Steve Brusatte – The Rise and Fall of the Dinosaurs: A New History of a Lost World

Steve Brusatte – The Rise and Fall of the Dinosaurs: A New History of a Lost World

A history of the dinosaurs organized chronologically rather than by theme, and in my opinion, better than Brian Switek’s still-quite-good My Beloved Bronosaurus. Brusatte shares Switek’s mostly endearing fanboy enthusiasm for his subject, and recounts a few stories of meeting and even working with some of his idols.

Brusatte traces dinosaurs’ origins back to the Permian extinction, and more clearly differentiates the Triassic, Jurassic, and Cretaceous periods. One thing that comes out of chronological approach is that evolution doesn’t have a clear direction. Things change, but not necessarily for better or worse over time.

The Jurassic’s apex predator was the Allosaurus, and the Cretaceous’ was the Tyrannosaurus Rex. They had their differences, and Brusatte does an excellent job describing them, and tracing back their family tree—they are more cousins than a direct lineage. T-Rex’s direct ancestor was likely a mid-Jurassic dinosaur that weighed about 100 pounds, and grew into its niche after the Jurassic-Cretaceous boundary created an opening for a large apex predator.

TASK LIST —
1. Answer these questions using the review:
(a) Which book does the reviewer judge this dinosaur history to be better than?
(b) To which extinction does Brusatte trace the origins of the dinosaurs?
(c) Which dinosaur was the apex predator of the Jurassic?
2. Quote the passage of the review that begins with the words "The Jurassic’s apex" and ends with "large apex predator.".

[Extracted records]
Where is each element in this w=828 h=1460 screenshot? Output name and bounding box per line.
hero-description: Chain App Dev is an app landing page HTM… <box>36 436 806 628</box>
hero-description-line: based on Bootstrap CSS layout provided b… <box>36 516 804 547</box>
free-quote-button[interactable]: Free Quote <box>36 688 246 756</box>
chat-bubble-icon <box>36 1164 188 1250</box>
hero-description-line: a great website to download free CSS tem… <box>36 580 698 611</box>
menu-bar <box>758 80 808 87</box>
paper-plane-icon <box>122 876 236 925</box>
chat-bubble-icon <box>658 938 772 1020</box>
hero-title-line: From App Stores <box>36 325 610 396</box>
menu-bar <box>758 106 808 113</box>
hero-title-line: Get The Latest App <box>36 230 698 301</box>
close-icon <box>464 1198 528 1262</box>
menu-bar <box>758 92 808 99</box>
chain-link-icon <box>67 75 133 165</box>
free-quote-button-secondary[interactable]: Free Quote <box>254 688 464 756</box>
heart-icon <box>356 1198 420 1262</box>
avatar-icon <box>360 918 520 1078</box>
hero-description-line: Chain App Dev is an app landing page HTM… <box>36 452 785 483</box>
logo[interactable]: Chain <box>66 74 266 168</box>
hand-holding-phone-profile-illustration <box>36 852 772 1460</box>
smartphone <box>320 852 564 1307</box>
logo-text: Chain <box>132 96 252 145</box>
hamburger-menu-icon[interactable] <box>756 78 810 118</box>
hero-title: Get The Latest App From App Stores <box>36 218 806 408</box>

SOLUTIONS —
1.
(a) Brian Switek's My Beloved Bronosaurus.
(b) The Permian extinction.
(c) The Allosaurus.

2.
The Jurassic’s apex predator was the Allosaurus, and the Cretaceous’ was the Tyrannosaurus Rex. They had their differences, and Brusatte does an excellent job describing them, and tracing back their family tree—they are more cousins than a direct lineage. T-Rex’s direct ancestor was likely a mid-Jurassic dinosaur that weighed about 100 pounds, and grew into its niche after the Jurassic-Cretaceous boundary created an opening for a large apex predator.